SET EXERCISE
Leave out the pictures and transcribe everything else exactly.

MATERIAL FOR THIS TASK
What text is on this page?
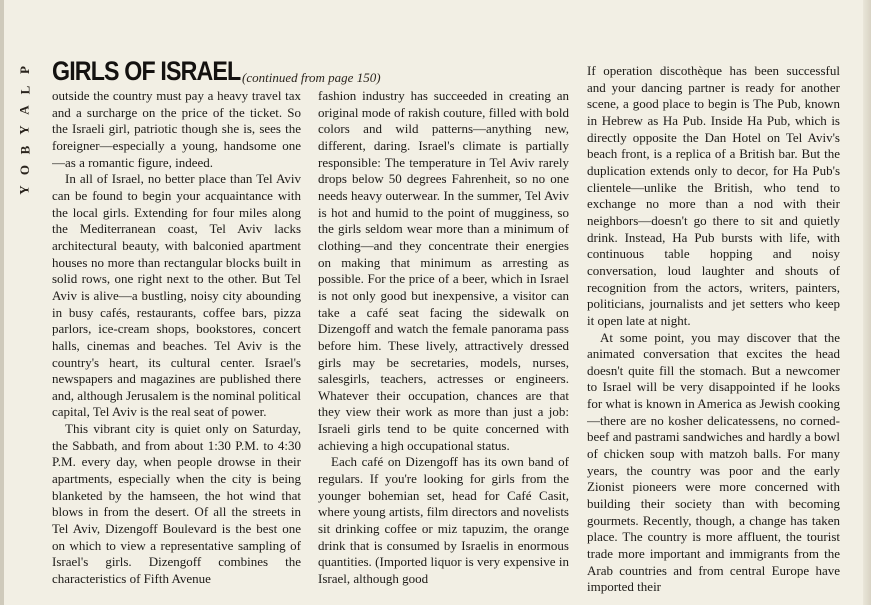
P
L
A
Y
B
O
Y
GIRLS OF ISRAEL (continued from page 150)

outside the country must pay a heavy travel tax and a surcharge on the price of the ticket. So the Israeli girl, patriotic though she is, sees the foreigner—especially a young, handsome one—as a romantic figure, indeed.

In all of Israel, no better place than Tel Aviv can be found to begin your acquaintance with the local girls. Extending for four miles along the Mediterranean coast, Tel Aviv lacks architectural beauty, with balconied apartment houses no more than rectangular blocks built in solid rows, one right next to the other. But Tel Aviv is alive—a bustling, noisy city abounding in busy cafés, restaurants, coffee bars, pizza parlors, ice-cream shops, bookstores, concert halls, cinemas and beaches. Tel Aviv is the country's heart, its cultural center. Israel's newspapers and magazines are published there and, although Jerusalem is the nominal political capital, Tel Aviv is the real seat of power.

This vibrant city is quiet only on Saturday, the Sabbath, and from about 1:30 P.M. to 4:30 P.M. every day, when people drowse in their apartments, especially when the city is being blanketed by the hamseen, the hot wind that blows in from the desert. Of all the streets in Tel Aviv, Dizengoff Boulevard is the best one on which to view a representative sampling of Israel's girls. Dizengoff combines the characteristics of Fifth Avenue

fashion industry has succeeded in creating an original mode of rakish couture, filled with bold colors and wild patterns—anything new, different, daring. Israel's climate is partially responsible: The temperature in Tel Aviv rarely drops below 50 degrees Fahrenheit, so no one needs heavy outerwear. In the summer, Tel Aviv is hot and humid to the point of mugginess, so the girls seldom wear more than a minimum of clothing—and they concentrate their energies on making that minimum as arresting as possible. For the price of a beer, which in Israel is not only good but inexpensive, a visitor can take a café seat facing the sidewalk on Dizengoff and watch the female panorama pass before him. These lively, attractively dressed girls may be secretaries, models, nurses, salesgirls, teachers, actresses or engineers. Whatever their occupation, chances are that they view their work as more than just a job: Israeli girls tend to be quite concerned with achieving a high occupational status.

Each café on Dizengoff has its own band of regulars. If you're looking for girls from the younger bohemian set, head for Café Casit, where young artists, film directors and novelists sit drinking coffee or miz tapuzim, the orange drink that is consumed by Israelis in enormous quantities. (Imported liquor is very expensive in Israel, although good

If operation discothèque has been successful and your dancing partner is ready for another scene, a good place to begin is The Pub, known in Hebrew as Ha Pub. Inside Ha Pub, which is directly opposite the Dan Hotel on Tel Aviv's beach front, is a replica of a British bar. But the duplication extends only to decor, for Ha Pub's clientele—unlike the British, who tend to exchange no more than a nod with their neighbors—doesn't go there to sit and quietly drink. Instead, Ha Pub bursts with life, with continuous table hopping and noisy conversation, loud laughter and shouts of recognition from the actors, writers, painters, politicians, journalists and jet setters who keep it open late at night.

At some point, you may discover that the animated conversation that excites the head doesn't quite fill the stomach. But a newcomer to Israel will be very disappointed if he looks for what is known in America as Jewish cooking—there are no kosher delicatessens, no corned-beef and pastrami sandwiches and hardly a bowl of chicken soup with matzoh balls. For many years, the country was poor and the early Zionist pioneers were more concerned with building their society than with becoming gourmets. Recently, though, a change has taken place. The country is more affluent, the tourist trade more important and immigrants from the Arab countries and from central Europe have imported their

REPLY TO THE EXERCISE
What text is on this page?
P
L
A
Y
B
O
Y
GIRLS OF ISRAEL (continued from page 150)

outside the country must pay a heavy travel tax and a surcharge on the price of the ticket. So the Israeli girl, patriotic though she is, sees the foreigner—especially a young, handsome one—as a romantic figure, indeed.

In all of Israel, no better place than Tel Aviv can be found to begin your acquaintance with the local girls. Extending for four miles along the Mediterranean coast, Tel Aviv lacks architectural beauty, with balconied apartment houses no more than rectangular blocks built in solid rows, one right next to the other. But Tel Aviv is alive—a bustling, noisy city abounding in busy cafés, restaurants, coffee bars, pizza parlors, ice-cream shops, bookstores, concert halls, cinemas and beaches. Tel Aviv is the country's heart, its cultural center. Israel's newspapers and magazines are published there and, although Jerusalem is the nominal political capital, Tel Aviv is the real seat of power.

This vibrant city is quiet only on Saturday, the Sabbath, and from about 1:30 P.M. to 4:30 P.M. every day, when people drowse in their apartments, especially when the city is being blanketed by the hamseen, the hot wind that blows in from the desert. Of all the streets in Tel Aviv, Dizengoff Boulevard is the best one on which to view a representative sampling of Israel's girls. Dizengoff combines the characteristics of Fifth Avenue

fashion industry has succeeded in creating an original mode of rakish couture, filled with bold colors and wild patterns—anything new, different, daring. Israel's climate is partially responsible: The temperature in Tel Aviv rarely drops below 50 degrees Fahrenheit, so no one needs heavy outerwear. In the summer, Tel Aviv is hot and humid to the point of mugginess, so the girls seldom wear more than a minimum of clothing—and they concentrate their energies on making that minimum as arresting as possible. For the price of a beer, which in Israel is not only good but inexpensive, a visitor can take a café seat facing the sidewalk on Dizengoff and watch the female panorama pass before him. These lively, attractively dressed girls may be secretaries, models, nurses, salesgirls, teachers, actresses or engineers. Whatever their occupation, chances are that they view their work as more than just a job: Israeli girls tend to be quite concerned with achieving a high occupational status.

Each café on Dizengoff has its own band of regulars. If you're looking for girls from the younger bohemian set, head for Café Casit, where young artists, film directors and novelists sit drinking coffee or miz tapuzim, the orange drink that is consumed by Israelis in enormous quantities. (Imported liquor is very expensive in Israel, although good

If operation discothèque has been successful and your dancing partner is ready for another scene, a good place to begin is The Pub, known in Hebrew as Ha Pub. Inside Ha Pub, which is directly opposite the Dan Hotel on Tel Aviv's beach front, is a replica of a British bar. But the duplication extends only to decor, for Ha Pub's clientele—unlike the British, who tend to exchange no more than a nod with their neighbors—doesn't go there to sit and quietly drink. Instead, Ha Pub bursts with life, with continuous table hopping and noisy conversation, loud laughter and shouts of recognition from the actors, writers, painters, politicians, journalists and jet setters who keep it open late at night.

At some point, you may discover that the animated conversation that excites the head doesn't quite fill the stomach. But a newcomer to Israel will be very disappointed if he looks for what is known in America as Jewish cooking—there are no kosher delicatessens, no corned-beef and pastrami sandwiches and hardly a bowl of chicken soup with matzoh balls. For many years, the country was poor and the early Zionist pioneers were more concerned with building their society than with becoming gourmets. Recently, though, a change has taken place. The country is more affluent, the tourist trade more important and immigrants from the Arab countries and from central Europe have imported their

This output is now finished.